(Dataset entries)
◇ ◇ ◇ ◇ ◇

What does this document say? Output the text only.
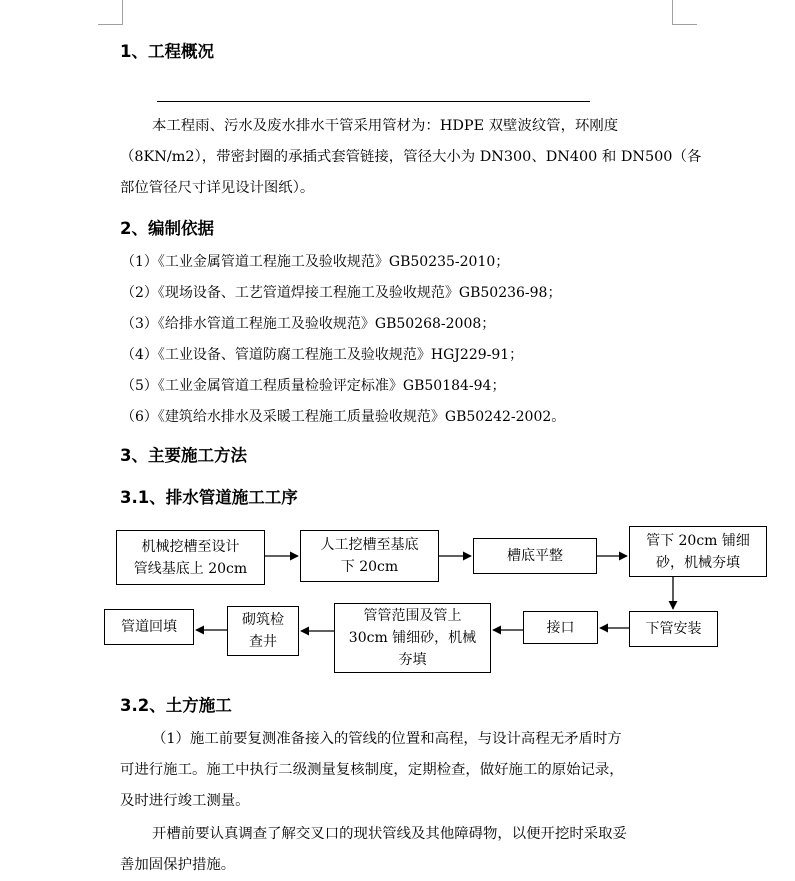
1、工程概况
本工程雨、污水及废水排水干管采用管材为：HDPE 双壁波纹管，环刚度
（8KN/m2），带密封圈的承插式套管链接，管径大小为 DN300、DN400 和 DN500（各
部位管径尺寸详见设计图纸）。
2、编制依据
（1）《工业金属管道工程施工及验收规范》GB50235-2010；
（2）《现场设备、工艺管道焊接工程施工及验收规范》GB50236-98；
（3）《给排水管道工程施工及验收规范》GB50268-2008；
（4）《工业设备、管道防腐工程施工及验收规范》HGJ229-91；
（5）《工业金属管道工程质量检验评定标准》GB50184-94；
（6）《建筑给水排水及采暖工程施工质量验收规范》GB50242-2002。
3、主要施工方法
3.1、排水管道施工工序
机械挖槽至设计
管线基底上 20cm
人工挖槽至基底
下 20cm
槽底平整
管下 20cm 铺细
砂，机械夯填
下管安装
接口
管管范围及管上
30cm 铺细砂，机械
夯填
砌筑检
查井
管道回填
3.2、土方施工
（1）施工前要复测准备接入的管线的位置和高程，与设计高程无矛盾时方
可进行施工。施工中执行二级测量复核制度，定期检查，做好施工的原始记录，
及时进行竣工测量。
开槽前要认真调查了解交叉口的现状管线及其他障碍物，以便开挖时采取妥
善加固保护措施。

◇ ◇ ◇ ◇ ◇

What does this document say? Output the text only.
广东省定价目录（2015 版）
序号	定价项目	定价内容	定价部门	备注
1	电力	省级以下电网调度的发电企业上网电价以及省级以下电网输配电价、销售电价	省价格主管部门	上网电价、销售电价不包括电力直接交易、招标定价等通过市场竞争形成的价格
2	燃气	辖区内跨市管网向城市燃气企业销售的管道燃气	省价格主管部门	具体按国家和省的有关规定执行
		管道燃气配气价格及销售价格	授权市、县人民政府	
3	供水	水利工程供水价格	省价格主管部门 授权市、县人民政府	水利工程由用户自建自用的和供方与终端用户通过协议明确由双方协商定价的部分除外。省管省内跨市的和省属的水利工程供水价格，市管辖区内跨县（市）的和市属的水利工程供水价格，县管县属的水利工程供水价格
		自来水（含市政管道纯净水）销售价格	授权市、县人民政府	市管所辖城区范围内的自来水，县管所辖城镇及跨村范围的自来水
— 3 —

◇ ◇ ◇ ◇ ◇

Given problem -
Copy whichever lines in the listing above contain the word "县人民政府".

Task response -
		管道燃气配气价格及销售价格	授权市、县人民政府	
3	供水	水利工程供水价格	省价格主管部门 授权市、县人民政府	水利工程由用户自建自用的和供方与终端用户通过协议明确由双方协商定价的部分除外。省管省内跨市的和省属的水利工程供水价格，市管辖区内跨县（市）的和市属的水利工程供水价格，县管县属的水利工程供水价格
		自来水（含市政管道纯净水）销售价格	授权市、县人民政府	市管所辖城区范围内的自来水，县管所辖城镇及跨村范围的自来水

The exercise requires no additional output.